-- BEGIN DATASET RECORDS --

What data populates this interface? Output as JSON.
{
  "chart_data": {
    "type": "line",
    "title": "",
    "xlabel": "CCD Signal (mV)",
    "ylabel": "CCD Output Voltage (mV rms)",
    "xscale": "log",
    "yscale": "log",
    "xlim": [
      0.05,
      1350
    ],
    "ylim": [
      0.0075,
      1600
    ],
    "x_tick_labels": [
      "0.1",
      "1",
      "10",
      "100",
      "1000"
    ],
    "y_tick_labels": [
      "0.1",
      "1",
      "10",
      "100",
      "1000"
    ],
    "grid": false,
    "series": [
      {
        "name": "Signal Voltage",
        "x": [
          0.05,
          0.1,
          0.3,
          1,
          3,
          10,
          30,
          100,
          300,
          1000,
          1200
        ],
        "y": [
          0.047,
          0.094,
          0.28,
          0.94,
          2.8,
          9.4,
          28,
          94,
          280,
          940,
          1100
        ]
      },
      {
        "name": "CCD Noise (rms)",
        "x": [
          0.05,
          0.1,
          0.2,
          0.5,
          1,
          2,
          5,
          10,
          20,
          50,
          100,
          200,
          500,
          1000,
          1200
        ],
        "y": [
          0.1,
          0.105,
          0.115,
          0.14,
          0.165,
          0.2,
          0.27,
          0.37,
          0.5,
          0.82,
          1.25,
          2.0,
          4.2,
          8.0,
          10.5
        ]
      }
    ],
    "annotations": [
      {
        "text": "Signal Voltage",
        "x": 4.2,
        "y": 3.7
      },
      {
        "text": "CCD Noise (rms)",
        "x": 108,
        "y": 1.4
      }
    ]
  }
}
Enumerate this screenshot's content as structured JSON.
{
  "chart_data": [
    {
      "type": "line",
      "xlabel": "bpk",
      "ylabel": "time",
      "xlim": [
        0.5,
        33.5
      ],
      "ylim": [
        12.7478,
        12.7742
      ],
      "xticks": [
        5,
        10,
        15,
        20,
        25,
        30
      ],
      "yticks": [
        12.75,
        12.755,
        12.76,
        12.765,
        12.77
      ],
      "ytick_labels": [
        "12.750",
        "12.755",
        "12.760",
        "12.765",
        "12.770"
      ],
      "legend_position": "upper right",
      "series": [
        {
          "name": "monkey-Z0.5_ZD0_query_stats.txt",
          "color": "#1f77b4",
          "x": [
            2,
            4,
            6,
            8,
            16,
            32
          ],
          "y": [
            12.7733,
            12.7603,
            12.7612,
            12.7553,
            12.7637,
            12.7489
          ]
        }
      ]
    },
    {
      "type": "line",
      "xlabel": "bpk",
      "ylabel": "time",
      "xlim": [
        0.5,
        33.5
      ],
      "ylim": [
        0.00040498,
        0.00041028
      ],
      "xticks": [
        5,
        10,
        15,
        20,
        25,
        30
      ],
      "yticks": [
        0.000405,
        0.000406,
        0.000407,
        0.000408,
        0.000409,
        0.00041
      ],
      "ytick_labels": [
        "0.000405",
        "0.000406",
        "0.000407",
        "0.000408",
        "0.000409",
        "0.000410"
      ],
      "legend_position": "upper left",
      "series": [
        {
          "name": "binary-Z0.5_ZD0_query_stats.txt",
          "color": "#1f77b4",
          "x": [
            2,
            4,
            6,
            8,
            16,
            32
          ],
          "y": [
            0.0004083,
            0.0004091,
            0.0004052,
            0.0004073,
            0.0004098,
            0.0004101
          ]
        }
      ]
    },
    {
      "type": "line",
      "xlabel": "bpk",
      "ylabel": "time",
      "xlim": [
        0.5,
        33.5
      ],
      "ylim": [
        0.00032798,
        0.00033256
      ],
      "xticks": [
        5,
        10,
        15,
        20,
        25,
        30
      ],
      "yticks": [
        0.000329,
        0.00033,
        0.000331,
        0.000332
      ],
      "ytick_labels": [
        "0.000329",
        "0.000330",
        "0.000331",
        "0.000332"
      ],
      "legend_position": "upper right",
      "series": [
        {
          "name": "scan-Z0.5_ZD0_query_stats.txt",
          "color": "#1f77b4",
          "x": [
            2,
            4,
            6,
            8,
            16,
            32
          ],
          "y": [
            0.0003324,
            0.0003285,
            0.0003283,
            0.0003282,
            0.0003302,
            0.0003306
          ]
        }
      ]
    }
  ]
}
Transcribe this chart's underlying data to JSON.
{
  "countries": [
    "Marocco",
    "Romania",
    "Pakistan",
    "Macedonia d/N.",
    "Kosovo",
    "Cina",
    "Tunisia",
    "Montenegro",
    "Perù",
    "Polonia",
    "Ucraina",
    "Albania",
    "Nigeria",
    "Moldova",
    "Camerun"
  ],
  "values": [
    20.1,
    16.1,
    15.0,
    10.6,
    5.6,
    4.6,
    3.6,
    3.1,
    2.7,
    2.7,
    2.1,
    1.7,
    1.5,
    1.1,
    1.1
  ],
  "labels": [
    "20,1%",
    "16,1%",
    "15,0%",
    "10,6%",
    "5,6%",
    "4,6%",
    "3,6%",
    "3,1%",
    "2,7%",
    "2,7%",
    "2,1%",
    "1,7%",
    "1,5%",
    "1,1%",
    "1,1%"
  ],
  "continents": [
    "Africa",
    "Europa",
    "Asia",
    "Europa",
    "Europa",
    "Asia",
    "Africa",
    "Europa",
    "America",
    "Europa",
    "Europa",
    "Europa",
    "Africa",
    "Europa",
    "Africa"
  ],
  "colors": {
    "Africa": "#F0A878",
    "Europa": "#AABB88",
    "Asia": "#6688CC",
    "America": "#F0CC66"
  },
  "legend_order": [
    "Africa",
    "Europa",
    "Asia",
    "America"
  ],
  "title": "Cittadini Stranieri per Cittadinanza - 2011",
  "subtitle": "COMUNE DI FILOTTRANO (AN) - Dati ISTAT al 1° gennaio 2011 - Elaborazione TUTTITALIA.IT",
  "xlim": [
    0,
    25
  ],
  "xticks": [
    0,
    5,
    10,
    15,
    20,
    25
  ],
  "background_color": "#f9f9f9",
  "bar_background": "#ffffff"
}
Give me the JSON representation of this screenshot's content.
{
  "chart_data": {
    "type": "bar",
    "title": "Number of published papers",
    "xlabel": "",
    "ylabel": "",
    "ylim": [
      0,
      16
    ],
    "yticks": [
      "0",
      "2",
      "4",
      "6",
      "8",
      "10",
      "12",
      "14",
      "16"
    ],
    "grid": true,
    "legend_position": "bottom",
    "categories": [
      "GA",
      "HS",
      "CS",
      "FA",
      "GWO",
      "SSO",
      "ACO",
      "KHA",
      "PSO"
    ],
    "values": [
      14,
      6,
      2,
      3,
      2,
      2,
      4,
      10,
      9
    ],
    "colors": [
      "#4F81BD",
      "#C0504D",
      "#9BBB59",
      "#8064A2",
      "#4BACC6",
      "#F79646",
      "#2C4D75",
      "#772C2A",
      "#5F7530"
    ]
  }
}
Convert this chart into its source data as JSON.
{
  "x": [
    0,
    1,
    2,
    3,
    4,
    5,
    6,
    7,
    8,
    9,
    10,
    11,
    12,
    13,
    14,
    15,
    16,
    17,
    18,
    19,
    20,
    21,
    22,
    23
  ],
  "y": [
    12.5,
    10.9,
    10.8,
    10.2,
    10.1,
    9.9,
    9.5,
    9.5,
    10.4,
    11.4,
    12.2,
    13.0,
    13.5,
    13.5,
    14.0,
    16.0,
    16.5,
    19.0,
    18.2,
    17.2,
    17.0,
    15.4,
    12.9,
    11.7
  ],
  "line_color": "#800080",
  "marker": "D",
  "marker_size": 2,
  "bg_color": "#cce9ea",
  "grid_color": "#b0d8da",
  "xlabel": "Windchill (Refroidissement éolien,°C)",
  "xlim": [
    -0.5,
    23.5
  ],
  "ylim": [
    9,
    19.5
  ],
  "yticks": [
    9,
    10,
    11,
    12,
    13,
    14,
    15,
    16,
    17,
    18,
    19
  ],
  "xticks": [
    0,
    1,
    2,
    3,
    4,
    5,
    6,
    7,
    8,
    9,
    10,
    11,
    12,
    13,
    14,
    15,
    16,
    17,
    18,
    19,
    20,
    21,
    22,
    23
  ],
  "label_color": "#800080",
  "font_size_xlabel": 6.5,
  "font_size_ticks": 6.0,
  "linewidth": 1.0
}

-- END DATASET RECORDS --

WHAT YOU ARE ASKED TO DO.
Using the entries above, return each line that includes the word "Voltage".

RESPONSE TO THE TASK.
    "ylabel": "CCD Output Voltage (mV rms)",
        "name": "Signal Voltage",
        "text": "Signal Voltage",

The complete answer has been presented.